Report each line of the data that includes the word "alerts".

Stored items from a collection ->
○ ○ ○ ○ ○ ○ ○

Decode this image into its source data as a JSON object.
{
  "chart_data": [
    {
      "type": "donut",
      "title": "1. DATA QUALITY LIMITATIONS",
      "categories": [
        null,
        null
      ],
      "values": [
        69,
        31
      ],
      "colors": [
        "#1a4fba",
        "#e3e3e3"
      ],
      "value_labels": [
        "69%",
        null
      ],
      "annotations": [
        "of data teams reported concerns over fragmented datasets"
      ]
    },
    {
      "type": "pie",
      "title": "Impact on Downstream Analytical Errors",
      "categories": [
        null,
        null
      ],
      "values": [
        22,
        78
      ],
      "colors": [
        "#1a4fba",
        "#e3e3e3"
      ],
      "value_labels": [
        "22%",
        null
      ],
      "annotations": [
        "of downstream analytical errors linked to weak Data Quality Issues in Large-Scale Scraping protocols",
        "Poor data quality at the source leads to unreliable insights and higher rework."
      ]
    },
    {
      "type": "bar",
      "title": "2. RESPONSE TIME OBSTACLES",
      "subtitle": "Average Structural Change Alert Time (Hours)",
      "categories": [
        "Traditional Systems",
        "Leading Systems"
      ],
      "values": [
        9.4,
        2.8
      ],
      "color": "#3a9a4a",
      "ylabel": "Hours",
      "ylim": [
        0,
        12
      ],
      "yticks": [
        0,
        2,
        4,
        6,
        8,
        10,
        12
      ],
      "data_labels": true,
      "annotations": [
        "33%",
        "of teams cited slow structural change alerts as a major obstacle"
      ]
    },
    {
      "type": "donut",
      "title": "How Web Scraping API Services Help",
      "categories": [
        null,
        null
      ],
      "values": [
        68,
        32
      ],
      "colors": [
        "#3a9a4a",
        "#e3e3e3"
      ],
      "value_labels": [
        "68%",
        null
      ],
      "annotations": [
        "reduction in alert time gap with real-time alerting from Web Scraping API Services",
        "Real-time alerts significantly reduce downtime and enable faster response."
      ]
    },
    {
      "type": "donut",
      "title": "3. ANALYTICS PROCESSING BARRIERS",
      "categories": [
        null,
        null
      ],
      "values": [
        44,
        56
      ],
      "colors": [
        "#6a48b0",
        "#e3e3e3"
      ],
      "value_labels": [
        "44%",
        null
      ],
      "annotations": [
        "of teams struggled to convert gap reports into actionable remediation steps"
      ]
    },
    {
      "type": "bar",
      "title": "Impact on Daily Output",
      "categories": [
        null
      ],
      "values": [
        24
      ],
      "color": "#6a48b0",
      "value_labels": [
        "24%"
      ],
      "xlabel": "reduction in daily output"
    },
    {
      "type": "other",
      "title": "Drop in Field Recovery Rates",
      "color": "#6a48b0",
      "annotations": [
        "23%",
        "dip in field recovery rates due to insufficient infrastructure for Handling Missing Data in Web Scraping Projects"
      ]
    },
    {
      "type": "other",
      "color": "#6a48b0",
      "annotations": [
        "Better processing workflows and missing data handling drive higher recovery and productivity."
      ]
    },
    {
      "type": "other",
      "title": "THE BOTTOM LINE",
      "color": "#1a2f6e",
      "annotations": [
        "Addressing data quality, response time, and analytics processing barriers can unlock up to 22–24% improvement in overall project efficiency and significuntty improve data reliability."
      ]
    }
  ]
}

○ ○ ○ ○ ○ ○ ○

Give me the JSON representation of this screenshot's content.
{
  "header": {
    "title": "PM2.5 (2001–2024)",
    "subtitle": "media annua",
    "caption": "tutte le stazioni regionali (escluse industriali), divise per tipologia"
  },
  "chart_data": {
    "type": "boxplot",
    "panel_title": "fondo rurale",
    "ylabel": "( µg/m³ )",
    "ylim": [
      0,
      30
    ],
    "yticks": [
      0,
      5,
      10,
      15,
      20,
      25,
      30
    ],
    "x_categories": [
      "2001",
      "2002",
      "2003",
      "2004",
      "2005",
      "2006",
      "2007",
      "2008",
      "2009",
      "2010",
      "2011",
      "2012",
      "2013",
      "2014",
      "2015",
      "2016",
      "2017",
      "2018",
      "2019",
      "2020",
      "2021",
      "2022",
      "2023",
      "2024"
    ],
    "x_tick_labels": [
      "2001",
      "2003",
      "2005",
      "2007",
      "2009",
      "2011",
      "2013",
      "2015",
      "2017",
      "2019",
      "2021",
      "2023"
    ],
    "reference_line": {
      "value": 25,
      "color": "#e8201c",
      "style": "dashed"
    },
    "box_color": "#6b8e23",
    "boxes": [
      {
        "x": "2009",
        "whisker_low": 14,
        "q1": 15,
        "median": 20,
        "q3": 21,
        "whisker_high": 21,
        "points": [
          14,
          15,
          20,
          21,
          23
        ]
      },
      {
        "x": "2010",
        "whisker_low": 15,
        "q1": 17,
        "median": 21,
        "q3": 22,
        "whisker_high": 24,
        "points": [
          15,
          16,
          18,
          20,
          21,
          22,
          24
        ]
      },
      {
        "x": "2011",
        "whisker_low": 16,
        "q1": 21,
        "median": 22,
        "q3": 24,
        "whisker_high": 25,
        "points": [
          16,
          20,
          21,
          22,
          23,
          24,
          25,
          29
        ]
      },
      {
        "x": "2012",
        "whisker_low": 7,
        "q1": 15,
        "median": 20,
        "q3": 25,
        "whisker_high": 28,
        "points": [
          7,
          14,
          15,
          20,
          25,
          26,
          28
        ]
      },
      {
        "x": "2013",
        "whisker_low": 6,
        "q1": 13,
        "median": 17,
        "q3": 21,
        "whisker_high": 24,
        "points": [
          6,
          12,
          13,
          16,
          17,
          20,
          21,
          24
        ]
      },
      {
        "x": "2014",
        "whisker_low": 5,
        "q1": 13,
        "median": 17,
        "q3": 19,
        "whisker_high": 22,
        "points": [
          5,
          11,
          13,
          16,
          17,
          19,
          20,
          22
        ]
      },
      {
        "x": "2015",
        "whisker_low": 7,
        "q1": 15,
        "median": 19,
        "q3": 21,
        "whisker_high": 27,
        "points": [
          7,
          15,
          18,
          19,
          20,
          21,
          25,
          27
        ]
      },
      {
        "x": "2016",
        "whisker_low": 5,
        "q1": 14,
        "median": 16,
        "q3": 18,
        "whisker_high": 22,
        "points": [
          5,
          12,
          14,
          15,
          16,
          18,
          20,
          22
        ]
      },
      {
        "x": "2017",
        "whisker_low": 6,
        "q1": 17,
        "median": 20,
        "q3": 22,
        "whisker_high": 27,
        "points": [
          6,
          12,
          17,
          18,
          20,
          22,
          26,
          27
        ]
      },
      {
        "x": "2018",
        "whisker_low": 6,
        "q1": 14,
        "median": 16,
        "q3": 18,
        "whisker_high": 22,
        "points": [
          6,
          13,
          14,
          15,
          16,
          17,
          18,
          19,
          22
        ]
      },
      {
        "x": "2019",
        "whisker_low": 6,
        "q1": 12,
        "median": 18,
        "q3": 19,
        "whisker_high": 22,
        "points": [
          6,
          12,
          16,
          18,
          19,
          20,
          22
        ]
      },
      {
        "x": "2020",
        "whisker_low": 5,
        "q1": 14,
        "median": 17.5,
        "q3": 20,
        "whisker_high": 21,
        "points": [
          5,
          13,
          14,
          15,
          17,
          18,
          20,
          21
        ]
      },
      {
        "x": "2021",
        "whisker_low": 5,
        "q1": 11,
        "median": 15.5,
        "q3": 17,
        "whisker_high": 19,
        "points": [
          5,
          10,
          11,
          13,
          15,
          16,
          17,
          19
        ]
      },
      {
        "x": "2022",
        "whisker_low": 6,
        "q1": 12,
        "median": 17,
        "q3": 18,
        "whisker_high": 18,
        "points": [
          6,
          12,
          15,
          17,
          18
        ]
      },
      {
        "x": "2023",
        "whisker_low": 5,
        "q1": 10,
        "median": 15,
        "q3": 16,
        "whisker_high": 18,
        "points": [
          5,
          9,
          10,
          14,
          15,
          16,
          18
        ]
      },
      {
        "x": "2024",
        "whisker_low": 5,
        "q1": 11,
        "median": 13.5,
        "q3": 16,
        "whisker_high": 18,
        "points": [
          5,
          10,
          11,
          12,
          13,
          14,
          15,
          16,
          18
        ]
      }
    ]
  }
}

○ ○ ○ ○ ○ ○ ○

FINISHED EXERCISE ->
        "of teams cited slow structural change alerts as a major obstacle"
        "Real-time alerts significantly reduce downtime and enable faster response."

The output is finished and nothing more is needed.